+++ Records supplied
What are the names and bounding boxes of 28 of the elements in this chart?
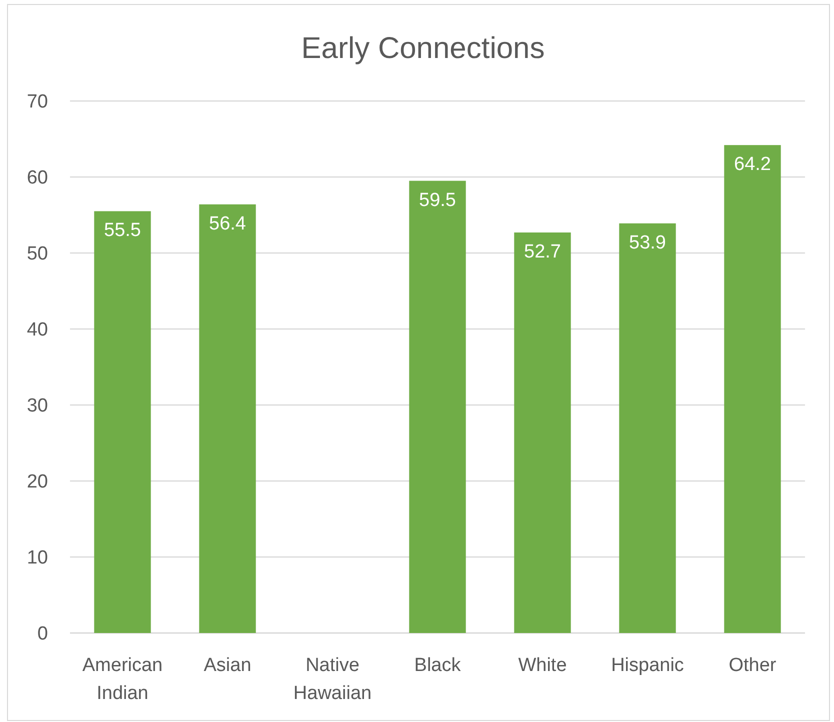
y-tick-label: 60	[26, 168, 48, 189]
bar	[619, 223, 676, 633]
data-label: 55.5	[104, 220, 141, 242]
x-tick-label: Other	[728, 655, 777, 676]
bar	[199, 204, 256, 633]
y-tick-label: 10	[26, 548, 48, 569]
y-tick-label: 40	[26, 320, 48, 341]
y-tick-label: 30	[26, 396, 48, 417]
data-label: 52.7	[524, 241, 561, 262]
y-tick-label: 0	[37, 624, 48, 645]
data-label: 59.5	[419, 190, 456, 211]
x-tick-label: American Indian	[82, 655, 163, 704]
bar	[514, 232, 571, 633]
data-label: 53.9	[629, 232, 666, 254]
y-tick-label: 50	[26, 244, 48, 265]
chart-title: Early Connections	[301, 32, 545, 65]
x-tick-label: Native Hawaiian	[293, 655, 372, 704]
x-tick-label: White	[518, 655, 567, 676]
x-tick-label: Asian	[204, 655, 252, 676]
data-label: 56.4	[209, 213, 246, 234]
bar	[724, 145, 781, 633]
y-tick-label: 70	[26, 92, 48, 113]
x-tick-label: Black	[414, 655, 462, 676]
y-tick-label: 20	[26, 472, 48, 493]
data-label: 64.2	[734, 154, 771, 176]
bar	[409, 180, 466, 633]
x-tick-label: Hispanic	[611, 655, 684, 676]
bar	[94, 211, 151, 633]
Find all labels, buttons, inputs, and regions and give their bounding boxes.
++++++
+++ Records supplied
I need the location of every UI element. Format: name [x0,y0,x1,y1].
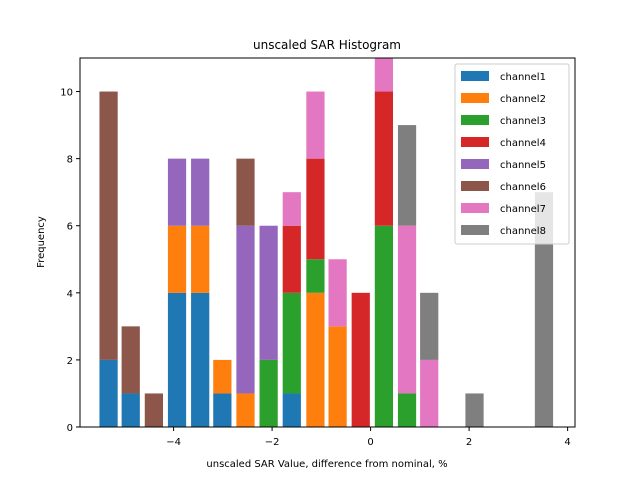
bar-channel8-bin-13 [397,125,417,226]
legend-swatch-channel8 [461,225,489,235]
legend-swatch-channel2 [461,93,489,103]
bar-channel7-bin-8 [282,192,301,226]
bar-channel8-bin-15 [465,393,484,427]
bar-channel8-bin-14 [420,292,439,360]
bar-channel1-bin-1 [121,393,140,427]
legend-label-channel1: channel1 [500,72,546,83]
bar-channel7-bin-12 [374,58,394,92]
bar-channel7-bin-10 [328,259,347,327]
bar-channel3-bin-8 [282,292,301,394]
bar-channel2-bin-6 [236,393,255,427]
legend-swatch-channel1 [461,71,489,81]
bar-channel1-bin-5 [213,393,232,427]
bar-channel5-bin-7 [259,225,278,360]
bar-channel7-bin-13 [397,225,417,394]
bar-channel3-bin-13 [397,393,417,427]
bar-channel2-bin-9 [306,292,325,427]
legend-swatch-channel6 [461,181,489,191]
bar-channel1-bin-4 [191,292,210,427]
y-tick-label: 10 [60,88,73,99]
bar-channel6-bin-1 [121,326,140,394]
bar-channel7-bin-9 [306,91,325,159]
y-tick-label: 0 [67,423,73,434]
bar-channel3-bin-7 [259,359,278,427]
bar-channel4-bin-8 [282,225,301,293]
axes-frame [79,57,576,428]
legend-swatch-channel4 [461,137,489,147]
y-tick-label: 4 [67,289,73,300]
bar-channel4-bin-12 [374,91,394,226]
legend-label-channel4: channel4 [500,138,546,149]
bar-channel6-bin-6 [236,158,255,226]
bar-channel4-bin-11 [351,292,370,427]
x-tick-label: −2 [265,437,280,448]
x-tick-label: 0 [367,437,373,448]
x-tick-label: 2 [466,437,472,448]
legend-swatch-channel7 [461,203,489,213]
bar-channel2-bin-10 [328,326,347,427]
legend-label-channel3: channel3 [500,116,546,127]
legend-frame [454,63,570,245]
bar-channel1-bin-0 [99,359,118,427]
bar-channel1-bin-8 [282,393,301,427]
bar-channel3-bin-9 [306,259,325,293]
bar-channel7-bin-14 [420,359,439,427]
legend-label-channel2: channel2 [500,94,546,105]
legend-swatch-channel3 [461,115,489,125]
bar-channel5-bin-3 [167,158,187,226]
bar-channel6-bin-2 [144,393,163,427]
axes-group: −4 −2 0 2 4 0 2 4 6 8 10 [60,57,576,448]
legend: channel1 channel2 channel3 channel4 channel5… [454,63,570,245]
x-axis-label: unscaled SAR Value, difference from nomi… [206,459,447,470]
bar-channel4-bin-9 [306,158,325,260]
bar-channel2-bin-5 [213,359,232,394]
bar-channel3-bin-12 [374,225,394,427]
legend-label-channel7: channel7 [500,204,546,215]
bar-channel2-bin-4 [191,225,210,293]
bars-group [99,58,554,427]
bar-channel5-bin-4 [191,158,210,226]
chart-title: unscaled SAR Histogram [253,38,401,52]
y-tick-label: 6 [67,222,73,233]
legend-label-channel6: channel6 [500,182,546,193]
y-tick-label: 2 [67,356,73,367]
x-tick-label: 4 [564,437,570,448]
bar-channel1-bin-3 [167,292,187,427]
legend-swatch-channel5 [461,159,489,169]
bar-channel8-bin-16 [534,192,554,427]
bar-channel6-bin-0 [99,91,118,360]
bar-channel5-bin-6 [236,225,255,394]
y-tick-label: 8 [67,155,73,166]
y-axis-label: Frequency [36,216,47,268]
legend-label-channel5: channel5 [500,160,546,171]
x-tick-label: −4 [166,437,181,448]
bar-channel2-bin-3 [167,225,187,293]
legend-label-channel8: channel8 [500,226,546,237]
++++++
Directions :: Reproduce word for word the part that opens with the line containing "168, 48, 189]" and closes with the line containing "Find all labels, buttons, inputs, and", including both of those lines.

Answer below ::
y-tick-label: 60	[26, 168, 48, 189]
bar	[619, 223, 676, 633]
data-label: 55.5	[104, 220, 141, 242]
x-tick-label: Other	[728, 655, 777, 676]
bar	[199, 204, 256, 633]
y-tick-label: 10	[26, 548, 48, 569]
y-tick-label: 40	[26, 320, 48, 341]
y-tick-label: 30	[26, 396, 48, 417]
data-label: 52.7	[524, 241, 561, 262]
y-tick-label: 0	[37, 624, 48, 645]
data-label: 59.5	[419, 190, 456, 211]
x-tick-label: American Indian	[82, 655, 163, 704]
bar	[514, 232, 571, 633]
data-label: 53.9	[629, 232, 666, 254]
y-tick-label: 50	[26, 244, 48, 265]
chart-title: Early Connections	[301, 32, 545, 65]
x-tick-label: Native Hawaiian	[293, 655, 372, 704]
x-tick-label: White	[518, 655, 567, 676]
x-tick-label: Asian	[204, 655, 252, 676]
data-label: 56.4	[209, 213, 246, 234]
bar	[724, 145, 781, 633]
y-tick-label: 70	[26, 92, 48, 113]
x-tick-label: Black	[414, 655, 462, 676]
y-tick-label: 20	[26, 472, 48, 493]
data-label: 64.2	[734, 154, 771, 176]
bar	[409, 180, 466, 633]
x-tick-label: Hispanic	[611, 655, 684, 676]
bar	[94, 211, 151, 633]
Find all labels, buttons, inputs, and regions and give their bounding boxes.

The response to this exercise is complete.